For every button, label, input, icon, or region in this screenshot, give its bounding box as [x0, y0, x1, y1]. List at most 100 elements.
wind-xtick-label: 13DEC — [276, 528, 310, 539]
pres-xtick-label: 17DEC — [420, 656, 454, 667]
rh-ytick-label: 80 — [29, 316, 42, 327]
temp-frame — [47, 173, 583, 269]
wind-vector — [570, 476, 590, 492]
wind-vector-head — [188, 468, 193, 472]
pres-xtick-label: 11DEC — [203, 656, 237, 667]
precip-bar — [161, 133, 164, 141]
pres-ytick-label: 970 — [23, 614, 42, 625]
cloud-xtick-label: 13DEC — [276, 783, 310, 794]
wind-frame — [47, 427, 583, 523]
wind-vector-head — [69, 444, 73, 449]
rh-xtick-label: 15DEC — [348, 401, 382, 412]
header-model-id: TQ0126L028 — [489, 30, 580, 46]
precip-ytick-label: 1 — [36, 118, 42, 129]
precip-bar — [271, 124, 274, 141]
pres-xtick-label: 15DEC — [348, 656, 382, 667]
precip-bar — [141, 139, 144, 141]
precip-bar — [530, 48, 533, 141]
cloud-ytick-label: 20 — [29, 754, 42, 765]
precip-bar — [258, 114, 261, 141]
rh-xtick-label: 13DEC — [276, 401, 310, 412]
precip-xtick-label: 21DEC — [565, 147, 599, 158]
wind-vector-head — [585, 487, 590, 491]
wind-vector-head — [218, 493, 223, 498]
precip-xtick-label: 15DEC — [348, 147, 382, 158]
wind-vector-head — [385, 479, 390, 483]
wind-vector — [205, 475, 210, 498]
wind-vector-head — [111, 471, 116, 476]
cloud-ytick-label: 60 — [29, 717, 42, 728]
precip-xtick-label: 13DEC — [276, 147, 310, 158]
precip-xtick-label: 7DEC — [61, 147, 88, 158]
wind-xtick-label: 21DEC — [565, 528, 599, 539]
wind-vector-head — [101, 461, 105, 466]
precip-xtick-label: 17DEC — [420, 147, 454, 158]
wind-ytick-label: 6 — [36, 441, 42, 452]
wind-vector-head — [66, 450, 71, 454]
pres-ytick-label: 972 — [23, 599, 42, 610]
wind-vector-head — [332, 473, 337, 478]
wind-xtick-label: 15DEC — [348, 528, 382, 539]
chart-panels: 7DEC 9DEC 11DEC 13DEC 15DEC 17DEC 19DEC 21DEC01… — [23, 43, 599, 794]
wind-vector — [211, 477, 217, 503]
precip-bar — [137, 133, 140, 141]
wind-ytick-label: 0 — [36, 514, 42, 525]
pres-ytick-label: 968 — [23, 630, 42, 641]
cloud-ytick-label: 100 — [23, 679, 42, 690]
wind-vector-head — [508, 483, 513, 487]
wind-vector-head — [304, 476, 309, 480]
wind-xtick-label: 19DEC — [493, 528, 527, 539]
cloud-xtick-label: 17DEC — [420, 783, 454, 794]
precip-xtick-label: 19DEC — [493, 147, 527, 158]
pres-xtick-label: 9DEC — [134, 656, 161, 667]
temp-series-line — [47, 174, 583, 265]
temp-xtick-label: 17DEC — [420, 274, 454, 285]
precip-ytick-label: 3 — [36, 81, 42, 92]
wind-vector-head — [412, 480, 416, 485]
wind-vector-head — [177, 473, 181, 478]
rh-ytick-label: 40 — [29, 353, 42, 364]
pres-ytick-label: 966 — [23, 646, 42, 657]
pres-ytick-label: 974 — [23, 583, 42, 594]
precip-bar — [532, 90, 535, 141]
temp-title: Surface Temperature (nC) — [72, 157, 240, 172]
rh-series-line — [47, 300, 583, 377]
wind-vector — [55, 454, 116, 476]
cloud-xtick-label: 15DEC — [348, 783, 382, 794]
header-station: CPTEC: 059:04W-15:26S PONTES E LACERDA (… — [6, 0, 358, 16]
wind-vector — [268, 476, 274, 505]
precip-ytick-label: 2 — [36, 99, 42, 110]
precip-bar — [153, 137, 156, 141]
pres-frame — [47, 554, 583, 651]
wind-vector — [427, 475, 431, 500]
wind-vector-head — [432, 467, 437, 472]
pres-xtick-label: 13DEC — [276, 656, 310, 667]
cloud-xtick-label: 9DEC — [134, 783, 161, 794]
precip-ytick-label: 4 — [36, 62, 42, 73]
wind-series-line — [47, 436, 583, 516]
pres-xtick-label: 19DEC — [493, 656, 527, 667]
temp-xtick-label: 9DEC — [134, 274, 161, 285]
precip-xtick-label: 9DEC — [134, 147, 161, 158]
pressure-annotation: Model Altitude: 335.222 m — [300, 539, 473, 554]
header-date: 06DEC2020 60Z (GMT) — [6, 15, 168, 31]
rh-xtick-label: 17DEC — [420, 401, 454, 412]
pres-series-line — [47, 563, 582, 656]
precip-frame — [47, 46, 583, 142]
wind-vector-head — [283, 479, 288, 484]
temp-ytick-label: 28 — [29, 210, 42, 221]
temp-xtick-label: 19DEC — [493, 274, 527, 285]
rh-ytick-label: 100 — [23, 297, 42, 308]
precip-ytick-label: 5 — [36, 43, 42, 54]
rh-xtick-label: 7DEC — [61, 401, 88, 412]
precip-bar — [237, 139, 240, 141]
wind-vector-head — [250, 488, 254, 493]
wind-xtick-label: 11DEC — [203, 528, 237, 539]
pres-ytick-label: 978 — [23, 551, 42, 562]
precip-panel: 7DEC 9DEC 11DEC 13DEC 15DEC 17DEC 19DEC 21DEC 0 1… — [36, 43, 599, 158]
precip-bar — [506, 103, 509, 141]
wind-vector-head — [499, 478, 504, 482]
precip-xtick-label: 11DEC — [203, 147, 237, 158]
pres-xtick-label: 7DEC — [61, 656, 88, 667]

**Task statement**
Please copy the data above line for line, with no changes.

**Answer to this exercise**
For every button, label, input, icon, or region in this screenshot, give its bounding box as [x0, y0, x1, y1]. List at most 100 elements.
wind-xtick-label: 13DEC — [276, 528, 310, 539]
pres-xtick-label: 17DEC — [420, 656, 454, 667]
rh-ytick-label: 80 — [29, 316, 42, 327]
temp-frame — [47, 173, 583, 269]
wind-vector — [570, 476, 590, 492]
wind-vector-head — [188, 468, 193, 472]
pres-xtick-label: 11DEC — [203, 656, 237, 667]
precip-bar — [161, 133, 164, 141]
pres-ytick-label: 970 — [23, 614, 42, 625]
cloud-xtick-label: 13DEC — [276, 783, 310, 794]
wind-frame — [47, 427, 583, 523]
wind-vector-head — [69, 444, 73, 449]
rh-xtick-label: 15DEC — [348, 401, 382, 412]
header-model-id: TQ0126L028 — [489, 30, 580, 46]
precip-ytick-label: 1 — [36, 118, 42, 129]
precip-bar — [271, 124, 274, 141]
pres-xtick-label: 15DEC — [348, 656, 382, 667]
precip-bar — [141, 139, 144, 141]
precip-bar — [530, 48, 533, 141]
cloud-ytick-label: 20 — [29, 754, 42, 765]
precip-bar — [258, 114, 261, 141]
rh-xtick-label: 13DEC — [276, 401, 310, 412]
precip-xtick-label: 21DEC — [565, 147, 599, 158]
wind-vector-head — [585, 487, 590, 491]
wind-vector-head — [218, 493, 223, 498]
precip-xtick-label: 15DEC — [348, 147, 382, 158]
wind-vector-head — [385, 479, 390, 483]
wind-vector — [205, 475, 210, 498]
wind-vector-head — [111, 471, 116, 476]
cloud-ytick-label: 60 — [29, 717, 42, 728]
precip-xtick-label: 13DEC — [276, 147, 310, 158]
precip-xtick-label: 7DEC — [61, 147, 88, 158]
wind-xtick-label: 21DEC — [565, 528, 599, 539]
wind-vector-head — [101, 461, 105, 466]
precip-xtick-label: 17DEC — [420, 147, 454, 158]
wind-ytick-label: 6 — [36, 441, 42, 452]
wind-vector-head — [66, 450, 71, 454]
pres-ytick-label: 972 — [23, 599, 42, 610]
wind-vector-head — [332, 473, 337, 478]
wind-xtick-label: 15DEC — [348, 528, 382, 539]
chart-panels: 7DEC 9DEC 11DEC 13DEC 15DEC 17DEC 19DEC 21DEC01… — [23, 43, 599, 794]
wind-vector — [211, 477, 217, 503]
precip-bar — [137, 133, 140, 141]
wind-ytick-label: 0 — [36, 514, 42, 525]
pres-ytick-label: 968 — [23, 630, 42, 641]
cloud-ytick-label: 100 — [23, 679, 42, 690]
wind-vector-head — [508, 483, 513, 487]
wind-vector-head — [304, 476, 309, 480]
wind-xtick-label: 19DEC — [493, 528, 527, 539]
cloud-xtick-label: 17DEC — [420, 783, 454, 794]
precip-xtick-label: 19DEC — [493, 147, 527, 158]
pres-xtick-label: 9DEC — [134, 656, 161, 667]
temp-series-line — [47, 174, 583, 265]
temp-xtick-label: 17DEC — [420, 274, 454, 285]
precip-ytick-label: 3 — [36, 81, 42, 92]
wind-vector-head — [412, 480, 416, 485]
wind-vector-head — [177, 473, 181, 478]
rh-ytick-label: 40 — [29, 353, 42, 364]
pres-ytick-label: 966 — [23, 646, 42, 657]
pres-ytick-label: 974 — [23, 583, 42, 594]
precip-bar — [532, 90, 535, 141]
temp-title: Surface Temperature (nC) — [72, 157, 240, 172]
rh-series-line — [47, 300, 583, 377]
wind-vector — [55, 454, 116, 476]
cloud-xtick-label: 15DEC — [348, 783, 382, 794]
header-station: CPTEC: 059:04W-15:26S PONTES E LACERDA (… — [6, 0, 358, 16]
wind-vector — [268, 476, 274, 505]
precip-ytick-label: 2 — [36, 99, 42, 110]
precip-bar — [153, 137, 156, 141]
pres-frame — [47, 554, 583, 651]
wind-vector — [427, 475, 431, 500]
wind-vector-head — [432, 467, 437, 472]
pres-xtick-label: 13DEC — [276, 656, 310, 667]
cloud-xtick-label: 9DEC — [134, 783, 161, 794]
precip-ytick-label: 4 — [36, 62, 42, 73]
wind-series-line — [47, 436, 583, 516]
pres-xtick-label: 19DEC — [493, 656, 527, 667]
temp-xtick-label: 9DEC — [134, 274, 161, 285]
precip-xtick-label: 9DEC — [134, 147, 161, 158]
pressure-annotation: Model Altitude: 335.222 m — [300, 539, 473, 554]
header-date: 06DEC2020 60Z (GMT) — [6, 15, 168, 31]
rh-xtick-label: 17DEC — [420, 401, 454, 412]
pres-series-line — [47, 563, 582, 656]
precip-frame — [47, 46, 583, 142]
wind-vector-head — [283, 479, 288, 484]
temp-ytick-label: 28 — [29, 210, 42, 221]
temp-xtick-label: 19DEC — [493, 274, 527, 285]
rh-ytick-label: 100 — [23, 297, 42, 308]
precip-ytick-label: 5 — [36, 43, 42, 54]
rh-xtick-label: 7DEC — [61, 401, 88, 412]
precip-bar — [237, 139, 240, 141]
wind-vector-head — [250, 488, 254, 493]
wind-xtick-label: 11DEC — [203, 528, 237, 539]
pres-ytick-label: 978 — [23, 551, 42, 562]
precip-panel: 7DEC 9DEC 11DEC 13DEC 15DEC 17DEC 19DEC 21DEC 0 1… — [36, 43, 599, 158]
precip-bar — [506, 103, 509, 141]
wind-vector-head — [499, 478, 504, 482]
precip-xtick-label: 11DEC — [203, 147, 237, 158]
pres-xtick-label: 7DEC — [61, 656, 88, 667]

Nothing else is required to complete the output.